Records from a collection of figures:
┌────────
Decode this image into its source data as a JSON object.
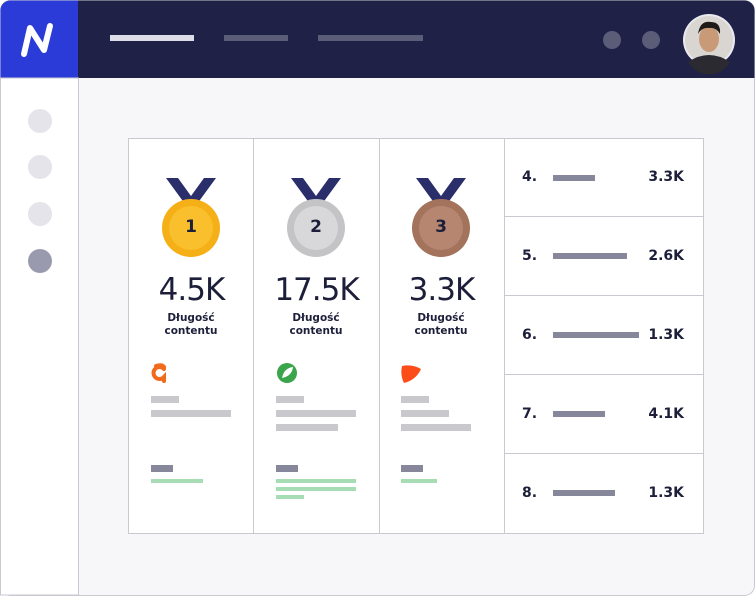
{
  "podium": [
    {
      "medal": "1",
      "value": "4.5K",
      "label": "Długość contentu"
    },
    {
      "medal": "2",
      "value": "17.5K",
      "label": "Długość contentu"
    },
    {
      "medal": "3",
      "value": "3.3K",
      "label": "Długość contentu"
    }
  ],
  "ranking": [
    {
      "rank": "4.",
      "value": "3.3K"
    },
    {
      "rank": "5.",
      "value": "2.6K"
    },
    {
      "rank": "6.",
      "value": "1.3K"
    },
    {
      "rank": "7.",
      "value": "4.1K"
    },
    {
      "rank": "8.",
      "value": "1.3K"
    }
  ]
}
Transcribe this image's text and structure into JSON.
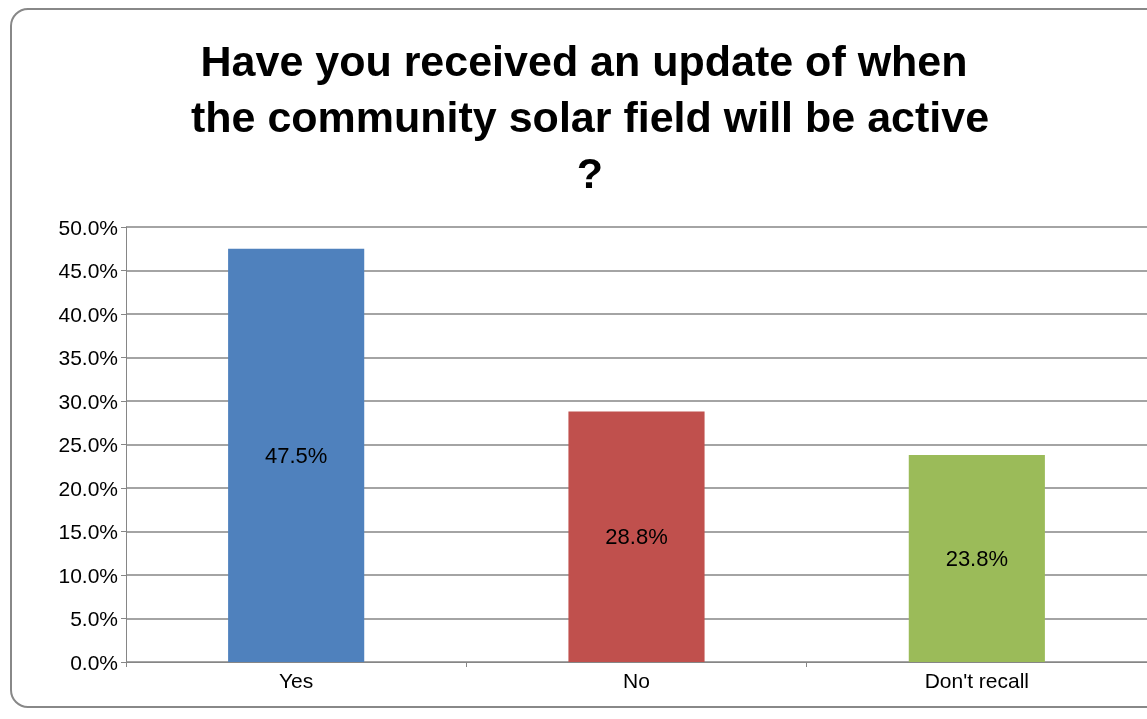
{
  "chart_data": {
    "type": "bar",
    "title": "Have you received an update of when the community solar field will be active?",
    "categories": [
      "Yes",
      "No",
      "Don't recall"
    ],
    "values": [
      47.5,
      28.8,
      23.8
    ],
    "colors": [
      "#4f81bd",
      "#c0504d",
      "#9bbb59"
    ],
    "value_labels": [
      "47.5%",
      "28.8%",
      "23.8%"
    ],
    "ylim": [
      0,
      50
    ],
    "yticks": [
      {
        "value": 0,
        "label": "0.0%"
      },
      {
        "value": 5,
        "label": "5.0%"
      },
      {
        "value": 10,
        "label": "10.0%"
      },
      {
        "value": 15,
        "label": "15.0%"
      },
      {
        "value": 20,
        "label": "20.0%"
      },
      {
        "value": 25,
        "label": "25.0%"
      },
      {
        "value": 30,
        "label": "30.0%"
      },
      {
        "value": 35,
        "label": "35.0%"
      },
      {
        "value": 40,
        "label": "40.0%"
      },
      {
        "value": 45,
        "label": "45.0%"
      },
      {
        "value": 50,
        "label": "50.0%"
      }
    ],
    "grid": "y"
  }
}
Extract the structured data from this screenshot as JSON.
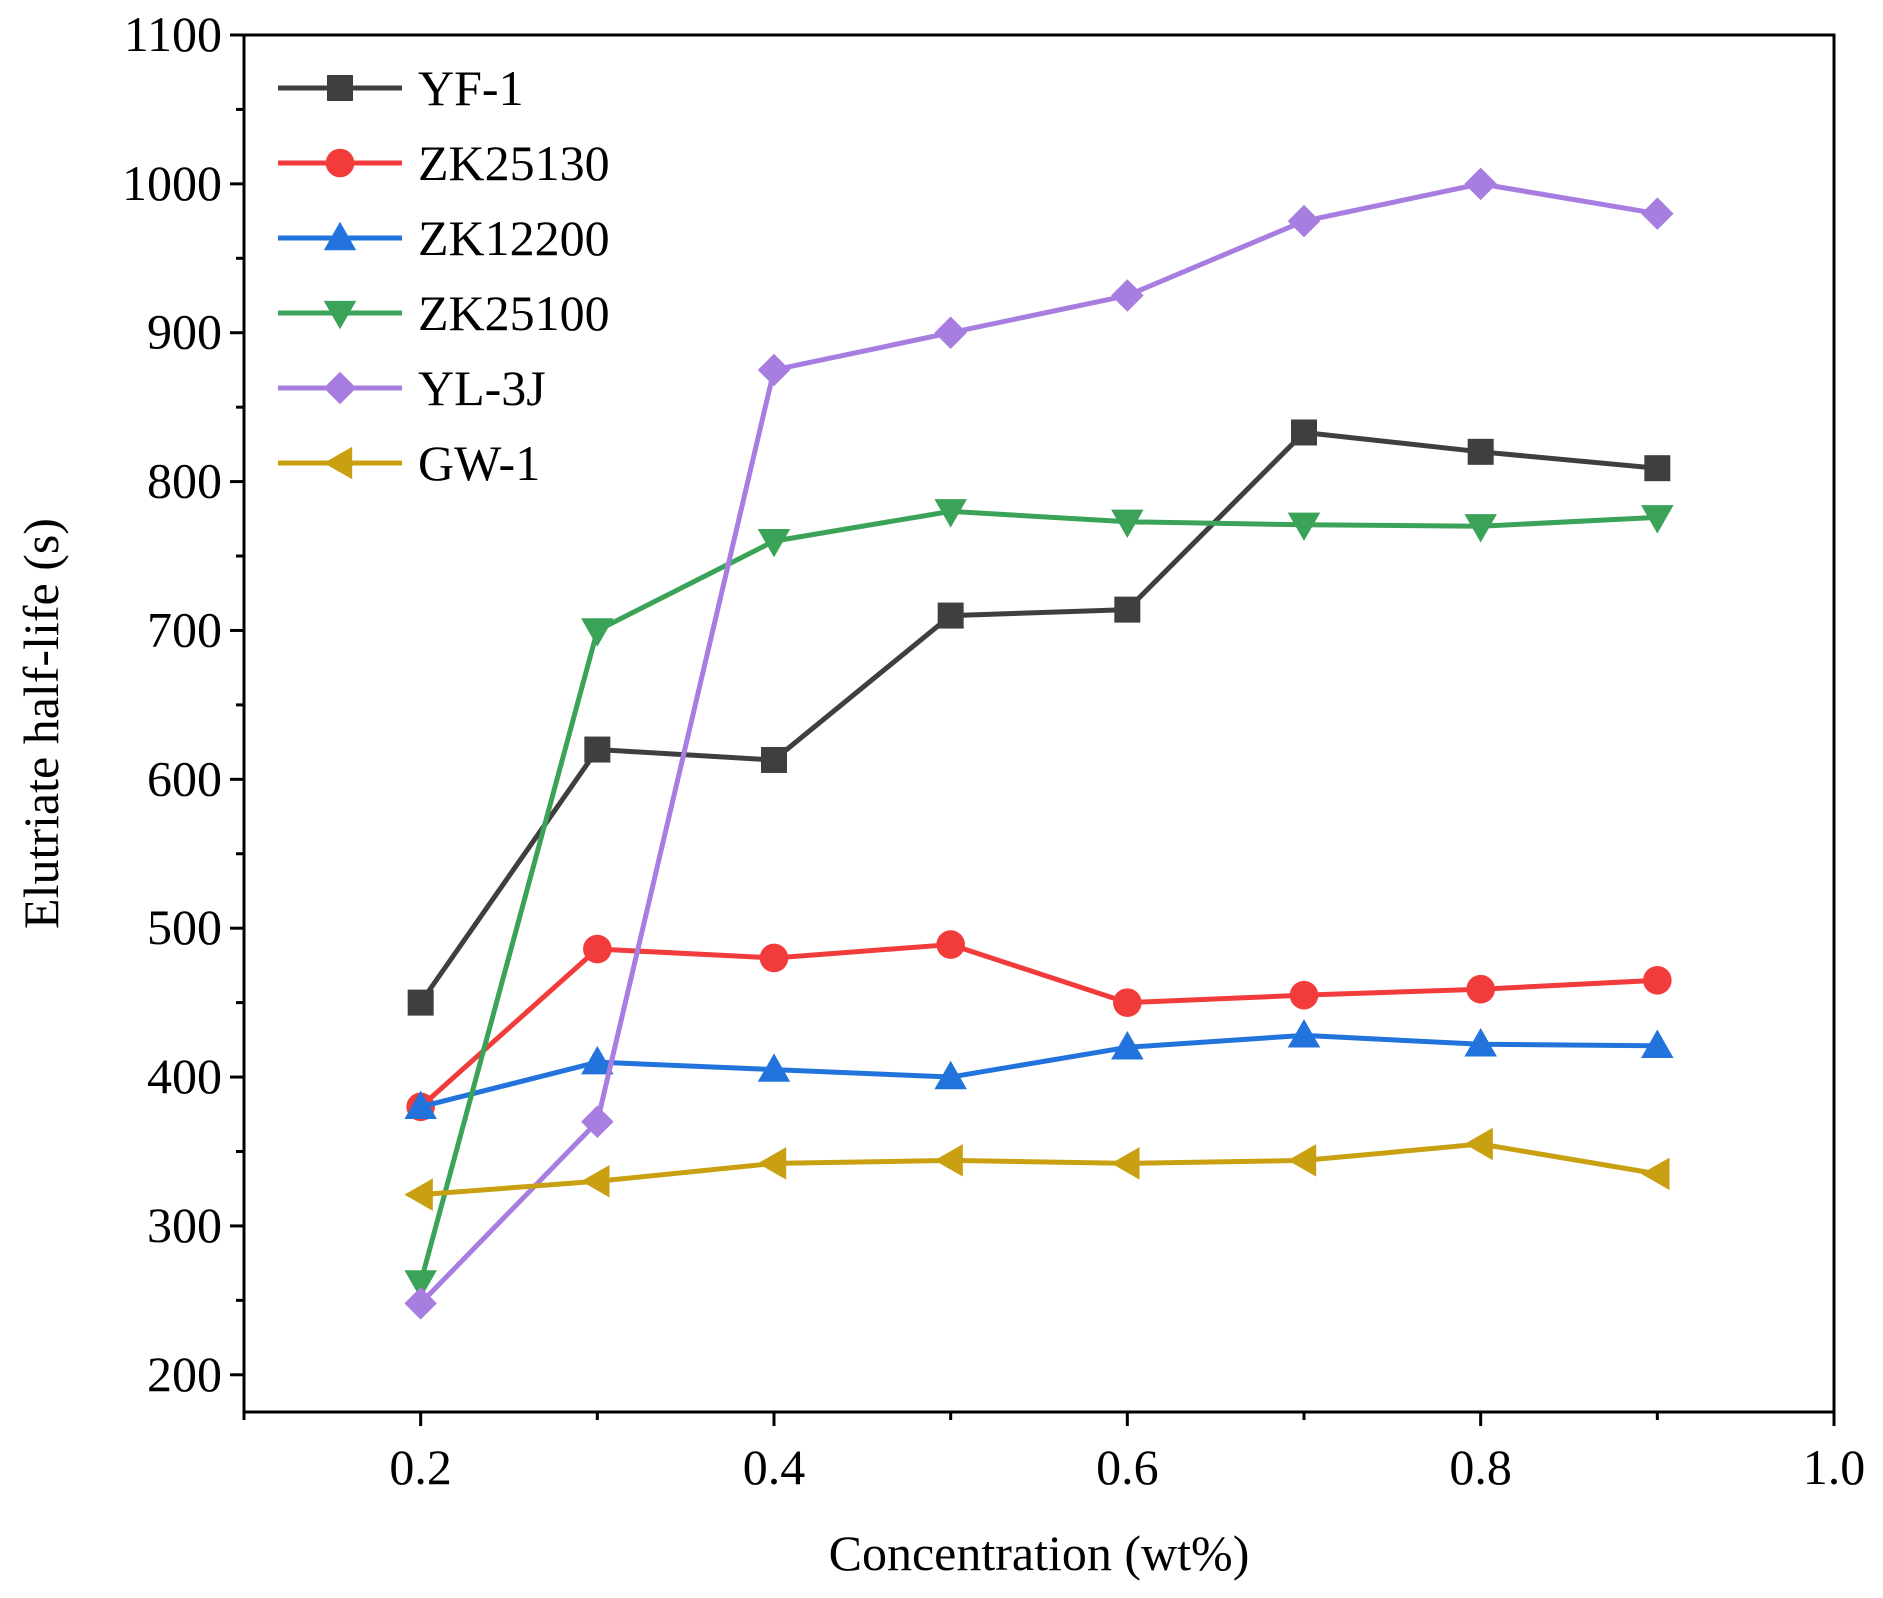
{
  "chart_data": {
    "type": "line",
    "title": "",
    "xlabel": "Concentration (wt%)",
    "ylabel": "Elutriate half-life (s)",
    "xlim": [
      0.1,
      1.0
    ],
    "ylim": [
      175,
      1100
    ],
    "xticks": [
      0.2,
      0.4,
      0.6,
      0.8,
      1.0
    ],
    "xtick_labels": [
      "0.2",
      "0.4",
      "0.6",
      "0.8",
      "1.0"
    ],
    "yticks": [
      200,
      300,
      400,
      500,
      600,
      700,
      800,
      900,
      1000,
      1100
    ],
    "ytick_labels": [
      "200",
      "300",
      "400",
      "500",
      "600",
      "700",
      "800",
      "900",
      "1000",
      "1100"
    ],
    "grid": false,
    "legend_position": "top-left",
    "x": [
      0.2,
      0.3,
      0.4,
      0.5,
      0.6,
      0.7,
      0.8,
      0.9
    ],
    "series": [
      {
        "name": "YF-1",
        "color": "#3f3f3f",
        "marker": "square",
        "values": [
          450,
          620,
          613,
          710,
          714,
          833,
          820,
          809
        ]
      },
      {
        "name": "ZK25130",
        "color": "#f23c3c",
        "marker": "circle",
        "values": [
          380,
          486,
          480,
          489,
          450,
          455,
          459,
          465
        ]
      },
      {
        "name": "ZK12200",
        "color": "#2274dc",
        "marker": "triangle-up",
        "values": [
          380,
          410,
          405,
          400,
          420,
          428,
          422,
          421
        ]
      },
      {
        "name": "ZK25100",
        "color": "#3aa358",
        "marker": "triangle-down",
        "values": [
          262,
          700,
          760,
          780,
          773,
          771,
          770,
          776
        ]
      },
      {
        "name": "YL-3J",
        "color": "#a77de0",
        "marker": "diamond",
        "values": [
          248,
          370,
          875,
          900,
          925,
          975,
          1000,
          980
        ]
      },
      {
        "name": "GW-1",
        "color": "#c8a012",
        "marker": "triangle-left",
        "values": [
          321,
          330,
          342,
          344,
          342,
          344,
          355,
          335
        ]
      }
    ]
  }
}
└────────
WORK TO DO:
Return the entries unchanged, save for the pictures, which do not belong in the copy.

RESULT OF THIS EXERCISE:
Decode this image into its source data as a JSON object.
{
  "podium": [
    {
      "medal": "1",
      "value": "4.5K",
      "label": "Długość contentu"
    },
    {
      "medal": "2",
      "value": "17.5K",
      "label": "Długość contentu"
    },
    {
      "medal": "3",
      "value": "3.3K",
      "label": "Długość contentu"
    }
  ],
  "ranking": [
    {
      "rank": "4.",
      "value": "3.3K"
    },
    {
      "rank": "5.",
      "value": "2.6K"
    },
    {
      "rank": "6.",
      "value": "1.3K"
    },
    {
      "rank": "7.",
      "value": "4.1K"
    },
    {
      "rank": "8.",
      "value": "1.3K"
    }
  ]
}
Transcribe this image's text and structure into JSON.
{
  "chart_data": {
    "type": "bar",
    "title": "Have you received an update of when the community solar field will be active?",
    "categories": [
      "Yes",
      "No",
      "Don't recall"
    ],
    "values": [
      47.5,
      28.8,
      23.8
    ],
    "colors": [
      "#4f81bd",
      "#c0504d",
      "#9bbb59"
    ],
    "value_labels": [
      "47.5%",
      "28.8%",
      "23.8%"
    ],
    "ylim": [
      0,
      50
    ],
    "yticks": [
      {
        "value": 0,
        "label": "0.0%"
      },
      {
        "value": 5,
        "label": "5.0%"
      },
      {
        "value": 10,
        "label": "10.0%"
      },
      {
        "value": 15,
        "label": "15.0%"
      },
      {
        "value": 20,
        "label": "20.0%"
      },
      {
        "value": 25,
        "label": "25.0%"
      },
      {
        "value": 30,
        "label": "30.0%"
      },
      {
        "value": 35,
        "label": "35.0%"
      },
      {
        "value": 40,
        "label": "40.0%"
      },
      {
        "value": 45,
        "label": "45.0%"
      },
      {
        "value": 50,
        "label": "50.0%"
      }
    ],
    "grid": "y"
  }
}
Extract the structured data from this screenshot as JSON.
{
  "chart_data": {
    "type": "line",
    "title": "",
    "xlabel": "Concentration (wt%)",
    "ylabel": "Elutriate half-life (s)",
    "xlim": [
      0.1,
      1.0
    ],
    "ylim": [
      175,
      1100
    ],
    "xticks": [
      0.2,
      0.4,
      0.6,
      0.8,
      1.0
    ],
    "xtick_labels": [
      "0.2",
      "0.4",
      "0.6",
      "0.8",
      "1.0"
    ],
    "yticks": [
      200,
      300,
      400,
      500,
      600,
      700,
      800,
      900,
      1000,
      1100
    ],
    "ytick_labels": [
      "200",
      "300",
      "400",
      "500",
      "600",
      "700",
      "800",
      "900",
      "1000",
      "1100"
    ],
    "grid": false,
    "legend_position": "top-left",
    "x": [
      0.2,
      0.3,
      0.4,
      0.5,
      0.6,
      0.7,
      0.8,
      0.9
    ],
    "series": [
      {
        "name": "YF-1",
        "color": "#3f3f3f",
        "marker": "square",
        "values": [
          450,
          620,
          613,
          710,
          714,
          833,
          820,
          809
        ]
      },
      {
        "name": "ZK25130",
        "color": "#f23c3c",
        "marker": "circle",
        "values": [
          380,
          486,
          480,
          489,
          450,
          455,
          459,
          465
        ]
      },
      {
        "name": "ZK12200",
        "color": "#2274dc",
        "marker": "triangle-up",
        "values": [
          380,
          410,
          405,
          400,
          420,
          428,
          422,
          421
        ]
      },
      {
        "name": "ZK25100",
        "color": "#3aa358",
        "marker": "triangle-down",
        "values": [
          262,
          700,
          760,
          780,
          773,
          771,
          770,
          776
        ]
      },
      {
        "name": "YL-3J",
        "color": "#a77de0",
        "marker": "diamond",
        "values": [
          248,
          370,
          875,
          900,
          925,
          975,
          1000,
          980
        ]
      },
      {
        "name": "GW-1",
        "color": "#c8a012",
        "marker": "triangle-left",
        "values": [
          321,
          330,
          342,
          344,
          342,
          344,
          355,
          335
        ]
      }
    ]
  }
}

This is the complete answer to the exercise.